* Start PROVIDED TEXT *
Repository files navigation

Entries App (Backend)

Contents

Dependencies

  1. PostgreSQL (17.5)

    Download PostgreSQL here

Dev Dependencies

  1. Rust Toolchain (Latest stable, edition 2021)

    Installation instructions can be found here

Setup

PostgreSQL Setup

Start the PostgreSQL service if not already running.

psql

Depending on the Postgres version you install, the setup script may fail to create a database for your user. If you get this error:

psql: error: FATAL:  database "tanner" does not exist

you'll need to run the following:

createdb

If the createdb command fails, do the following:

  1. Log into the postgres user account in the CLI.

    sudo su - postgres
    
  2. Connect to the database server using the postgres role.

    psql -U postgres
    
  3. Now, create a role for your machine user account.

    CREATE ROLE [username] WITH createdb LOGIN ENCRYPTED PASSWORD '[password]';
    ALTER USER [username] WITH createrole;
    
  4. Verify the new role has been created in the PostgreSQL CLI.

    \du
    
  5. Return to your user by exiting twice. Then run createdb

    exit
    exit
    createdb
    

Now, in psql, create a user and a database for the application.

CREATE USER entriesdbuser WITH ENCRYPTED PASSWORD '[password]';
ALTER USER entriesdbuser CREATEDB;
CREATE DATABASE entries OWNER entriesdbuser ENCODING UTF8;

Obviously, for production the password should be something that doesn't suck

Diesel Migrations

WARNING:* Be extremely cautious when running migrations. Migrations may cause data loss.

The server uses an ORM called Diesel.

During development, it might be helpful to be able to quickly run, revert, and redo the migrations on a test database. Diesel provides a tool for doing this, which can be installed via Cargo:

cargo install diesel_cli --no-default-features --features postgres

With the Diesel CLI installed, you can run the following commands (assuming your current working directory is the project folder with the migrations):

# Runs the migrations
diesel migration run

# Reverts the latest migration
diesel migration revert

# Restarts with a clean slate. Undoes all migrations and then runs them again.
diesel migration redo

Compilation Requirements

To compile the project, you'll need to install the following dependencies:

# Install Protocol Buffers compiler
brew install protobuf

# Install PostgreSQL client libraries
brew install libpq

# Force link the PostgreSQL libraries
brew link --force libpq

# Set the PostgreSQL library directory environment variable
export PQ_LIB_DIR="$(brew --prefix libpq)/lib"

Server Configuration

Configurations and secrets are read from environment variables. See the sample.env in each entries-server and entries-job-scheduler for all possible configs.
* End PROVIDED TEXT *
* Start SUPPLIED ENTRIES *
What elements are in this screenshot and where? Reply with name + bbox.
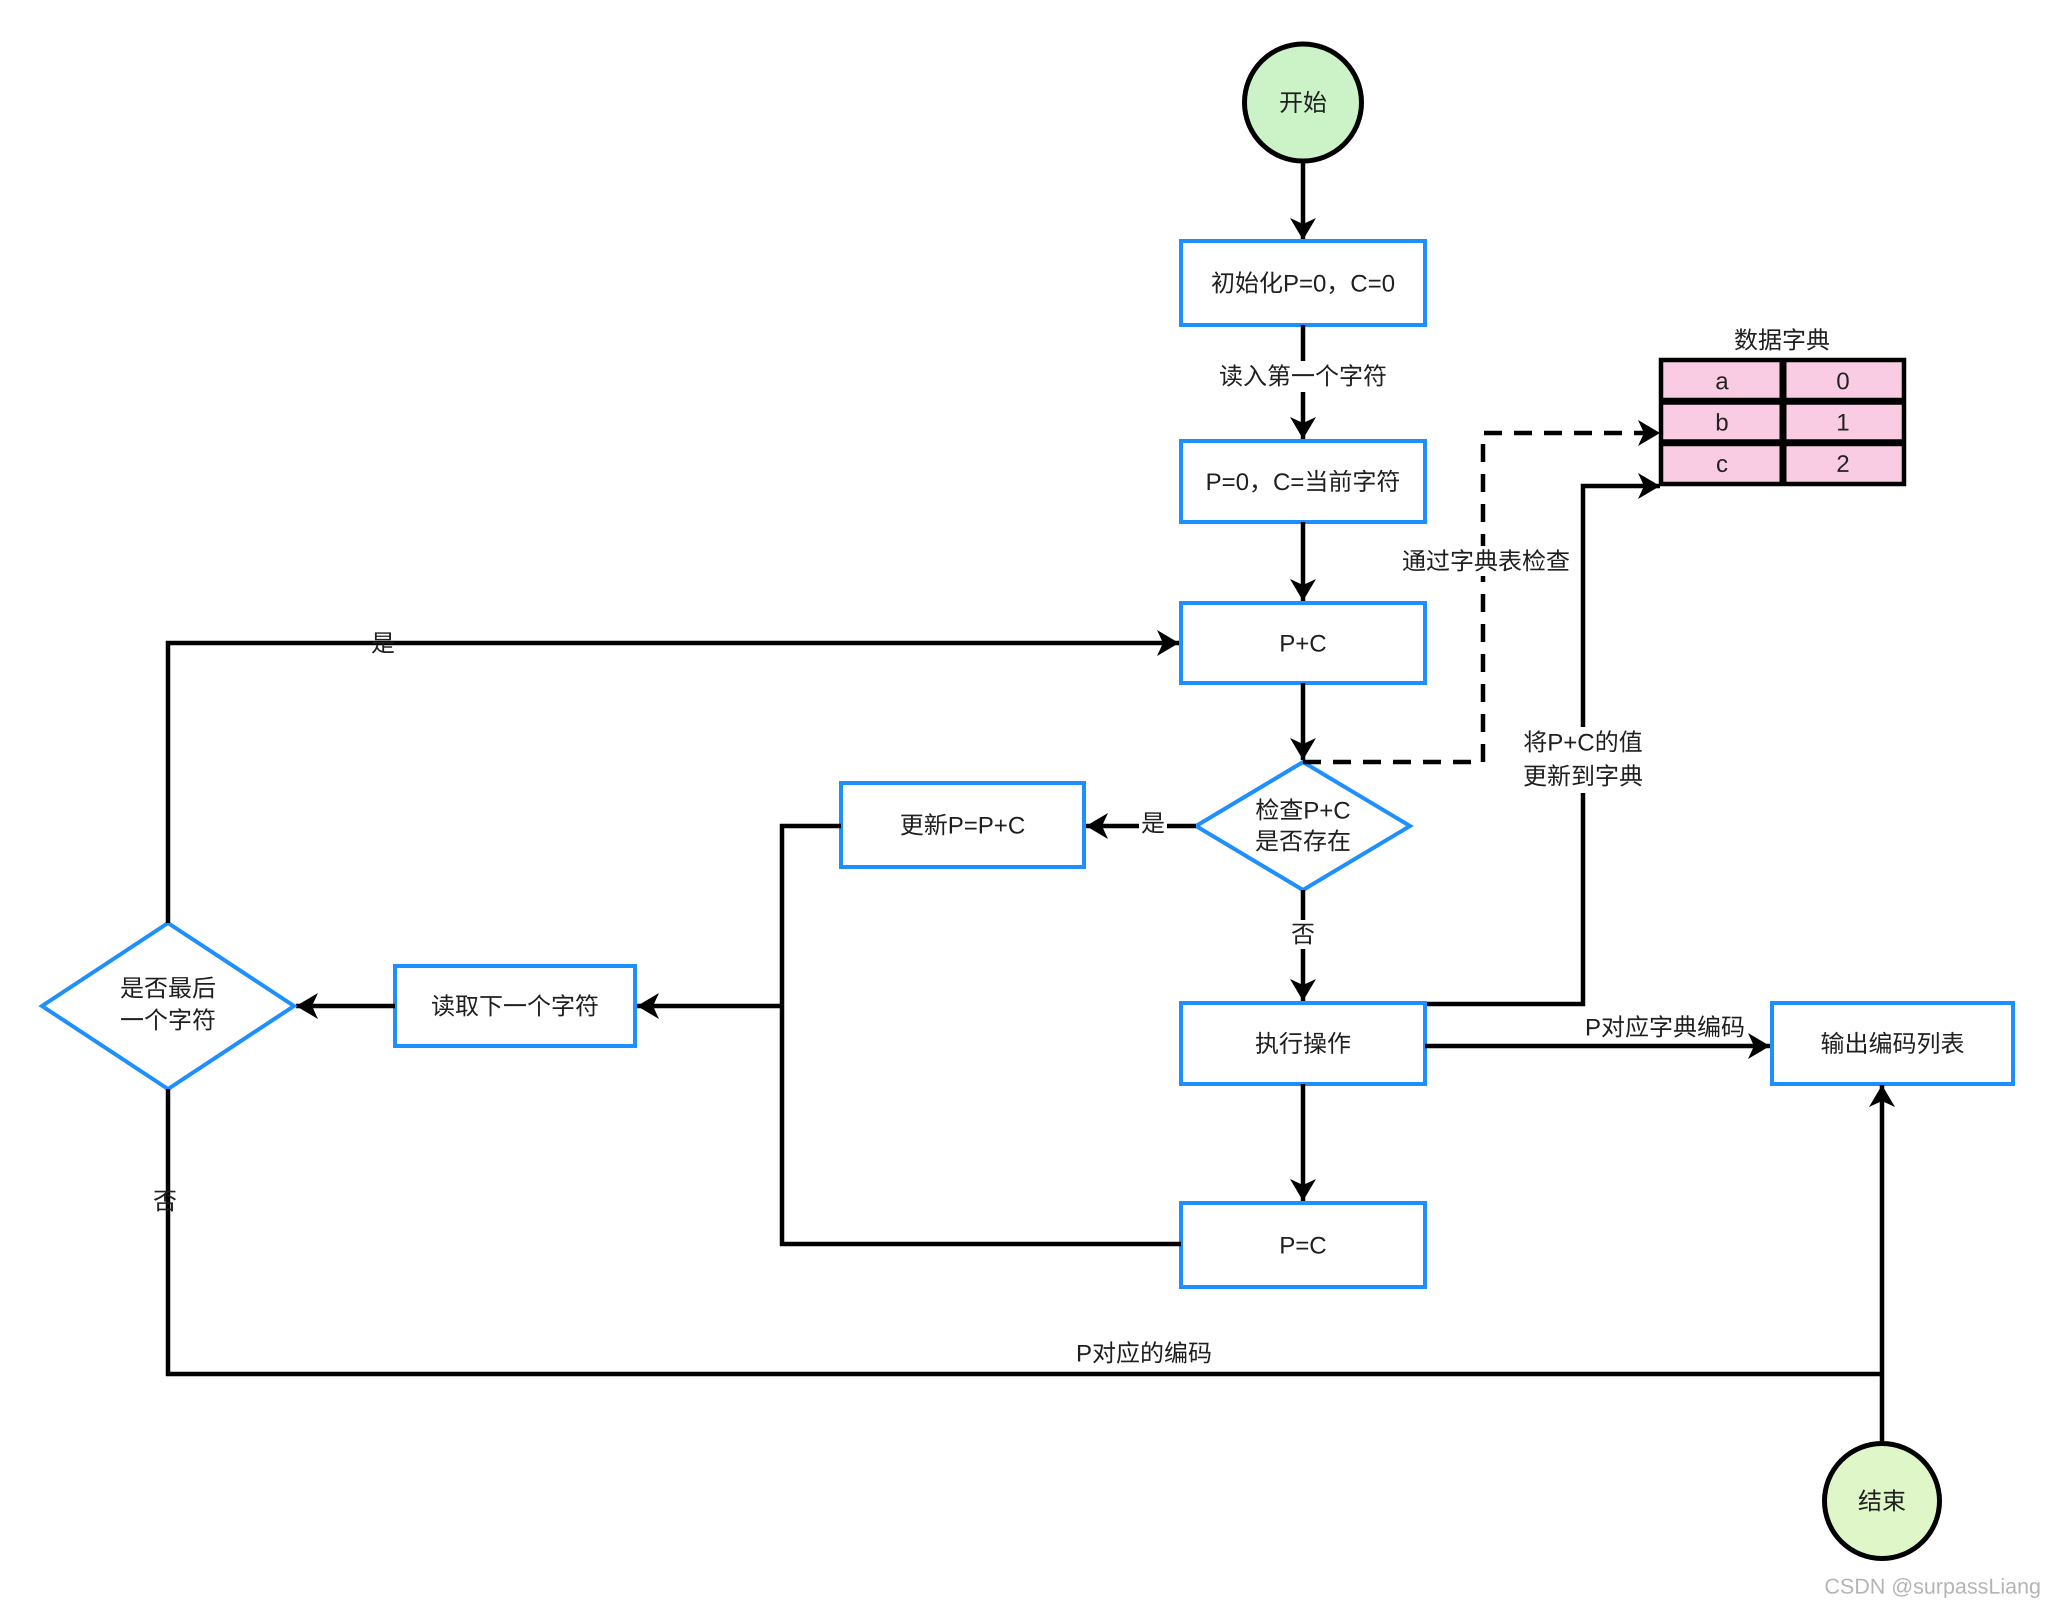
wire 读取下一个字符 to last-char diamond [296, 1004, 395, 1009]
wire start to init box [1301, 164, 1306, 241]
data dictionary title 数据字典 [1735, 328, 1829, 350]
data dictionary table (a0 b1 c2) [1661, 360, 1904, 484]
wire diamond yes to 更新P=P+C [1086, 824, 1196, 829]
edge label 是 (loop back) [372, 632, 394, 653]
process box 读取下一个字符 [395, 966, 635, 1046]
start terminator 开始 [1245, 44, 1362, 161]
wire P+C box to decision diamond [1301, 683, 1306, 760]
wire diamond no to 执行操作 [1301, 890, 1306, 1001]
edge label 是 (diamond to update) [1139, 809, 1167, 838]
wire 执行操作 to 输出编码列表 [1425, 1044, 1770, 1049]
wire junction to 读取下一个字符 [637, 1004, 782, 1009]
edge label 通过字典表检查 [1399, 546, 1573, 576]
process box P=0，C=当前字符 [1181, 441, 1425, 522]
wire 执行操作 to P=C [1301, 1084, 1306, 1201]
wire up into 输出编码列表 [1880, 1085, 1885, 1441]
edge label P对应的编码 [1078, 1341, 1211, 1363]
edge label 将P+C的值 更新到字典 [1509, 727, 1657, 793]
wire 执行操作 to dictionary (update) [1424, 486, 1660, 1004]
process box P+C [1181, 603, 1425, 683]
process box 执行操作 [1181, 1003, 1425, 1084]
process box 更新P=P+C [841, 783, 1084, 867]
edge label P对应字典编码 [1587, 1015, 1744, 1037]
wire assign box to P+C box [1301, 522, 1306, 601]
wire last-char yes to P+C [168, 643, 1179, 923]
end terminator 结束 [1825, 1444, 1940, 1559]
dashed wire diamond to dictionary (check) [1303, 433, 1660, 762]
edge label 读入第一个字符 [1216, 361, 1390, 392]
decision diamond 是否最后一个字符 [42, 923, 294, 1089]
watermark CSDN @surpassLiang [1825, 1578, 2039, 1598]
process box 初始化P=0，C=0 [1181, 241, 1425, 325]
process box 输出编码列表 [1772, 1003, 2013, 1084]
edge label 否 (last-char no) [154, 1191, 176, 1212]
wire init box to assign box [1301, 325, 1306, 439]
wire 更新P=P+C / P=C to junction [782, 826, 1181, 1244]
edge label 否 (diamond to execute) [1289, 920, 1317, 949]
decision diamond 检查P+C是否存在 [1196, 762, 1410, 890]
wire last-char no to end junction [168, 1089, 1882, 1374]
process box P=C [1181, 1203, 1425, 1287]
* End SUPPLIED ENTRIES *
PROBLEM SET:
(a) According to the backend setup guide, what is the name of the ORM that the server uses?
(b) Transcribe the passage of the backend setup guide that begins at the words "2. Connect to" and stops after the words "the PostgreSQL CLI.".

TASK-BY-TASK SOLUTIONS:
(a) Diesel.

(b)
2. Connect to the database server using the postgres role.

    psql -U postgres
    
  3. Now, create a role for your machine user account.

    CREATE ROLE [username] WITH createdb LOGIN ENCRYPTED PASSWORD '[password]';
    ALTER USER [username] WITH createrole;
    
  4. Verify the new role has been created in the PostgreSQL CLI.